**Problem description**
State how many lines include "structured", giving the number by itself.

-- BEGIN Listed entries --

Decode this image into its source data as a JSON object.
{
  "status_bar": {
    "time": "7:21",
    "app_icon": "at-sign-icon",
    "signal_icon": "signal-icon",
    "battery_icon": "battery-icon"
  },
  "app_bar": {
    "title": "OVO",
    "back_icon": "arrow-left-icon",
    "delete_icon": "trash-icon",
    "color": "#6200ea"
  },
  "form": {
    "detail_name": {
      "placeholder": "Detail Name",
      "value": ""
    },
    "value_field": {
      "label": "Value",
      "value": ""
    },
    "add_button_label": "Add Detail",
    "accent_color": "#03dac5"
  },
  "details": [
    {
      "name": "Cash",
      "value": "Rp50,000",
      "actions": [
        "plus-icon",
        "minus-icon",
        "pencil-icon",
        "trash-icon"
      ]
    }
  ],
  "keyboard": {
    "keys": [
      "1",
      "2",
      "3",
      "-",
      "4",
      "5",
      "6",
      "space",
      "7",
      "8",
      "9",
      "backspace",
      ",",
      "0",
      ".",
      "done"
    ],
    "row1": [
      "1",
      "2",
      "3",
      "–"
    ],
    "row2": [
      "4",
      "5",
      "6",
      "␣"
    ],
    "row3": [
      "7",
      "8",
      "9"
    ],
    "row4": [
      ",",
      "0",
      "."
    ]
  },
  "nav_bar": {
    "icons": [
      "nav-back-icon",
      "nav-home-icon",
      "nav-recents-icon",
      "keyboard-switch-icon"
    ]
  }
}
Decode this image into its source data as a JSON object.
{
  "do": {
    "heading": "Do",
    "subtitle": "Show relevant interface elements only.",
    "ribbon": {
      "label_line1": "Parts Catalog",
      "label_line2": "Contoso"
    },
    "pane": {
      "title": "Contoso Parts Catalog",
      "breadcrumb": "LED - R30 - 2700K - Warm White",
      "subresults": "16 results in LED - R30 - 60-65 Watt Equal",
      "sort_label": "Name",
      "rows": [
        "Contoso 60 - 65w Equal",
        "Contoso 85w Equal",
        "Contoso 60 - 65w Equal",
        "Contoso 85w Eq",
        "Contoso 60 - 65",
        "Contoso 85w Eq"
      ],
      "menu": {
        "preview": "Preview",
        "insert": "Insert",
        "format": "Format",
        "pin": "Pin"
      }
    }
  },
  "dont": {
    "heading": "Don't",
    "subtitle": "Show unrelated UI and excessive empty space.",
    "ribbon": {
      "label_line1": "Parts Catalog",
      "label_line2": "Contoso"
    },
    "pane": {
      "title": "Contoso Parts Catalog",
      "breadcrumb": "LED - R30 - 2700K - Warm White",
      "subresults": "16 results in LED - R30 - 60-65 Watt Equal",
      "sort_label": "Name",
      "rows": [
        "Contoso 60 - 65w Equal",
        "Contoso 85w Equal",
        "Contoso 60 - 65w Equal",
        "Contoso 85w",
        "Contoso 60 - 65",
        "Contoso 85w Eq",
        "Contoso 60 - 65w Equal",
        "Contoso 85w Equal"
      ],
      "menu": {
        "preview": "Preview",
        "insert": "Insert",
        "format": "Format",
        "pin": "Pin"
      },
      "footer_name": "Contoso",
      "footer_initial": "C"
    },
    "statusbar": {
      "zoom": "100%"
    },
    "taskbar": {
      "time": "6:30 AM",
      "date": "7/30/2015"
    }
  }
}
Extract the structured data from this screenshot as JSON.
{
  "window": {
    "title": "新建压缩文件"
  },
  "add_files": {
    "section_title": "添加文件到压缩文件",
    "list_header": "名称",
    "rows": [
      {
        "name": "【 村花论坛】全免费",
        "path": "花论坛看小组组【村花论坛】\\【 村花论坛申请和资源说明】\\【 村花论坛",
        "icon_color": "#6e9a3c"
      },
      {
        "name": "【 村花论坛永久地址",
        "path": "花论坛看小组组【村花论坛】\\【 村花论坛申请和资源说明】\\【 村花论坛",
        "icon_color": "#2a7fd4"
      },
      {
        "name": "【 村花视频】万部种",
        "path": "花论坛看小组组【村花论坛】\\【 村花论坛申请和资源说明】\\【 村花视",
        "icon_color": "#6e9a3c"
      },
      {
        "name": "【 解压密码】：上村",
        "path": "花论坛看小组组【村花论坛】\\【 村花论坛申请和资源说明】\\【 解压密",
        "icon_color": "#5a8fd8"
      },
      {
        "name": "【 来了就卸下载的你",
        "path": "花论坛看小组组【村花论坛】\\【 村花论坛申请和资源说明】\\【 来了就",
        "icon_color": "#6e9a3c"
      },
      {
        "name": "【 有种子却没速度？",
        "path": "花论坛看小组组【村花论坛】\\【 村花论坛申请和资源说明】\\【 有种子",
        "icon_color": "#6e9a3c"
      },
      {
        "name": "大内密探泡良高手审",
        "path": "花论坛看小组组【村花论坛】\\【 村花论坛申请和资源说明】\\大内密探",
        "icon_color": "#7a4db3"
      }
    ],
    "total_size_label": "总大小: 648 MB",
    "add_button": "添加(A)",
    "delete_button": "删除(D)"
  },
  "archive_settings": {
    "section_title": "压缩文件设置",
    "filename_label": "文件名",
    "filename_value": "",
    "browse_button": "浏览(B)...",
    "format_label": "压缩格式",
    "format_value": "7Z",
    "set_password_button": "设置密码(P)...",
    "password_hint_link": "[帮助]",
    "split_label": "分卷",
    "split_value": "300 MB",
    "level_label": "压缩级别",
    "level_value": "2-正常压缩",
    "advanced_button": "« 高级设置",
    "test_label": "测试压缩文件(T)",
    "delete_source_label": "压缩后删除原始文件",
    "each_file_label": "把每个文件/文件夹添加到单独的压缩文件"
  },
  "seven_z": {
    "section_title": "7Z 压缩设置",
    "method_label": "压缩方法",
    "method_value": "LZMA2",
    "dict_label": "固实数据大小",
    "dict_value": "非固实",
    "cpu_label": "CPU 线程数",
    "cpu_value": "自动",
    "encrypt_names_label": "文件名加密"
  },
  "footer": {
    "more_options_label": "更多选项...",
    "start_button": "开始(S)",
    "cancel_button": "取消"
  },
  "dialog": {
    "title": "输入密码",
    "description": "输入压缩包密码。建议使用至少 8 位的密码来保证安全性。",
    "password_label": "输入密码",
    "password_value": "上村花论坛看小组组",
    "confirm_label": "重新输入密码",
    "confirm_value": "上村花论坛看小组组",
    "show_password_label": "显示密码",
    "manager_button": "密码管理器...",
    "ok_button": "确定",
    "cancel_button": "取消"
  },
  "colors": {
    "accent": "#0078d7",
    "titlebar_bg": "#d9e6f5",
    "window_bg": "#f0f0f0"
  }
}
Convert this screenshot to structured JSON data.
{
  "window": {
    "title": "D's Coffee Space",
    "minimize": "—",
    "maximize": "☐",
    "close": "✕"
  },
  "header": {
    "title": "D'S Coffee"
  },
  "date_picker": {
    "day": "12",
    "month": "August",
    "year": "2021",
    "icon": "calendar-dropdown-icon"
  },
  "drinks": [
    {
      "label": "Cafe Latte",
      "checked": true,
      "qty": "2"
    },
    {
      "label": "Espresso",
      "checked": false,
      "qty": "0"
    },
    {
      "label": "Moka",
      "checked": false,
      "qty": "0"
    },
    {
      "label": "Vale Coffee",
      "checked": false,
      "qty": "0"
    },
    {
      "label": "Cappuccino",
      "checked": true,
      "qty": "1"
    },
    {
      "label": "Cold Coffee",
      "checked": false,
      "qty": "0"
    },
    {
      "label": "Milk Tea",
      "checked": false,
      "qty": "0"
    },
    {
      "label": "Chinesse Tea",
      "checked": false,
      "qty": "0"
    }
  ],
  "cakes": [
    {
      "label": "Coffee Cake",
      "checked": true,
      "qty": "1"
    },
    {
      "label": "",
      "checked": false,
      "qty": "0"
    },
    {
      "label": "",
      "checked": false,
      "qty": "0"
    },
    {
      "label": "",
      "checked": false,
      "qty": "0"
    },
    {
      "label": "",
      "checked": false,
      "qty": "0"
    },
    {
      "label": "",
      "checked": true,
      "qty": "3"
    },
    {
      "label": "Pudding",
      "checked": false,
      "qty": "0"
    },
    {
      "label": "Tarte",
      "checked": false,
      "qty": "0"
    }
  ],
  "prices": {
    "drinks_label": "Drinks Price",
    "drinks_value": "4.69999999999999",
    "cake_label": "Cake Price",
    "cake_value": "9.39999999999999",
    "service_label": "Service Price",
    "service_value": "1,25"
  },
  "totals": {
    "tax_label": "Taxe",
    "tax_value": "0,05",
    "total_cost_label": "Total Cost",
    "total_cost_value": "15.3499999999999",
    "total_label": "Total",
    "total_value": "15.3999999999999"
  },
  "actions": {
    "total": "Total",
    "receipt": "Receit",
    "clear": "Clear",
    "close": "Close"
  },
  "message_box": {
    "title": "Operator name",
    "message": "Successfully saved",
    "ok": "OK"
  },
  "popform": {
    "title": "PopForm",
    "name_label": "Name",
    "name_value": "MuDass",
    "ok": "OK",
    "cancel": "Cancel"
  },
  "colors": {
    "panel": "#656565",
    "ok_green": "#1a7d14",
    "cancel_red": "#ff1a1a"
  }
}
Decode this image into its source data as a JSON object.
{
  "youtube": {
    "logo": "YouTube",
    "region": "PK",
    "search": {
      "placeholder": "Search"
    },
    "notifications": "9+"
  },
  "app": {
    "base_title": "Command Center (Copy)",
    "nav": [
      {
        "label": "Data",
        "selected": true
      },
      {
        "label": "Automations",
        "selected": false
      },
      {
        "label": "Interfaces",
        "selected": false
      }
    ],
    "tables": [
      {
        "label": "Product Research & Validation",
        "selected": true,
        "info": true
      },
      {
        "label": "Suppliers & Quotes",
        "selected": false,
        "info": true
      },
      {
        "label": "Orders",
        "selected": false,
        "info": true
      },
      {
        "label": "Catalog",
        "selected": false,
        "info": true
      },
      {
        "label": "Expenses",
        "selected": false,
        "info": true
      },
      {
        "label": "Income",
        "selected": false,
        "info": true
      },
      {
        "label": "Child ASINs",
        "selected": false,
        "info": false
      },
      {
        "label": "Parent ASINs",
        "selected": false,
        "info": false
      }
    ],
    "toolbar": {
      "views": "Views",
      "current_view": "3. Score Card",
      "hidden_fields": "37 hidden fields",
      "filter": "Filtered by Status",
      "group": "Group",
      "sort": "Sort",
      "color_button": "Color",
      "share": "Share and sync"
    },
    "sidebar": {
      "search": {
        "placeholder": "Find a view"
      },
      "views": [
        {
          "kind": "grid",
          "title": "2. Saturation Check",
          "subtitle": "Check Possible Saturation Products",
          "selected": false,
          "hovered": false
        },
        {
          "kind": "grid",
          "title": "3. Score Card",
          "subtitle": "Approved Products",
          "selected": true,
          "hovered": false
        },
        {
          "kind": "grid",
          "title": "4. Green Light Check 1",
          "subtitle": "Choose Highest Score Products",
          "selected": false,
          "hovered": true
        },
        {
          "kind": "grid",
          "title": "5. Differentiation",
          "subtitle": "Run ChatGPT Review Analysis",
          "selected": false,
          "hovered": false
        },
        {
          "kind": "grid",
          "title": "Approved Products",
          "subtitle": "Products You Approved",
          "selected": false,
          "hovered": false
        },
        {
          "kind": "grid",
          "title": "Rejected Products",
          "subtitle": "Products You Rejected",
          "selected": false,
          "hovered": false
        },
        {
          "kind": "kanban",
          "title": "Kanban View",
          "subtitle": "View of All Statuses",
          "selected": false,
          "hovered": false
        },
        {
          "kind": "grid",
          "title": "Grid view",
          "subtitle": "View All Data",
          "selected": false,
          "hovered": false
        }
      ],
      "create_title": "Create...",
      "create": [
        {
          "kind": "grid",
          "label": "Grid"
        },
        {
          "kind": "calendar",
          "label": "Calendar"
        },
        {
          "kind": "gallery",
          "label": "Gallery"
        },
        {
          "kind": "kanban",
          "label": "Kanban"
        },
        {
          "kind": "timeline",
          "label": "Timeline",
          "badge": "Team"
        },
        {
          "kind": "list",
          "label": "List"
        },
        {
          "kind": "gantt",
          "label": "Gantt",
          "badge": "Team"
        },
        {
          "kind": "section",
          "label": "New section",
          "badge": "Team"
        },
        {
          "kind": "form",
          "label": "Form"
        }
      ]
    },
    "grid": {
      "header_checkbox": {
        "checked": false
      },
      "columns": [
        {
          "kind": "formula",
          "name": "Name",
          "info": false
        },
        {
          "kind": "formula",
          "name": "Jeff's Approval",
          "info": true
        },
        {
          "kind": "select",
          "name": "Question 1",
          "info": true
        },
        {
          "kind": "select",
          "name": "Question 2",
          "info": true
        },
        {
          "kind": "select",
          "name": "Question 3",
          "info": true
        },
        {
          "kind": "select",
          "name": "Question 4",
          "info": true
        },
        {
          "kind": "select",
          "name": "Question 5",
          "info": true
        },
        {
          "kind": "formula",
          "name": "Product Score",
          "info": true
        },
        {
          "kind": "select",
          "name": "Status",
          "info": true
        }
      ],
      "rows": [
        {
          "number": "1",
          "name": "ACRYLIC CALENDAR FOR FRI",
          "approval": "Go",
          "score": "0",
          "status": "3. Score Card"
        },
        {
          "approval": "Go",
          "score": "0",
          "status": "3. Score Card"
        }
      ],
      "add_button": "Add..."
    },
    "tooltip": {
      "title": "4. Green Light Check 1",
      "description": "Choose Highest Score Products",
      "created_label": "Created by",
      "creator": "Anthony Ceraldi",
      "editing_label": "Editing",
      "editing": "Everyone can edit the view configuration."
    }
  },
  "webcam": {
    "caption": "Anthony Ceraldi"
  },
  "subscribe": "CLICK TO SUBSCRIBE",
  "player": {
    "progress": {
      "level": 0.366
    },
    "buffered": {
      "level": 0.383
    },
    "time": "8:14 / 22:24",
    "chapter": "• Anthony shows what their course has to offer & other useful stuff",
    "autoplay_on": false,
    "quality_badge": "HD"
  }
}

-- END Listed entries --

**Solution to the exercise**
2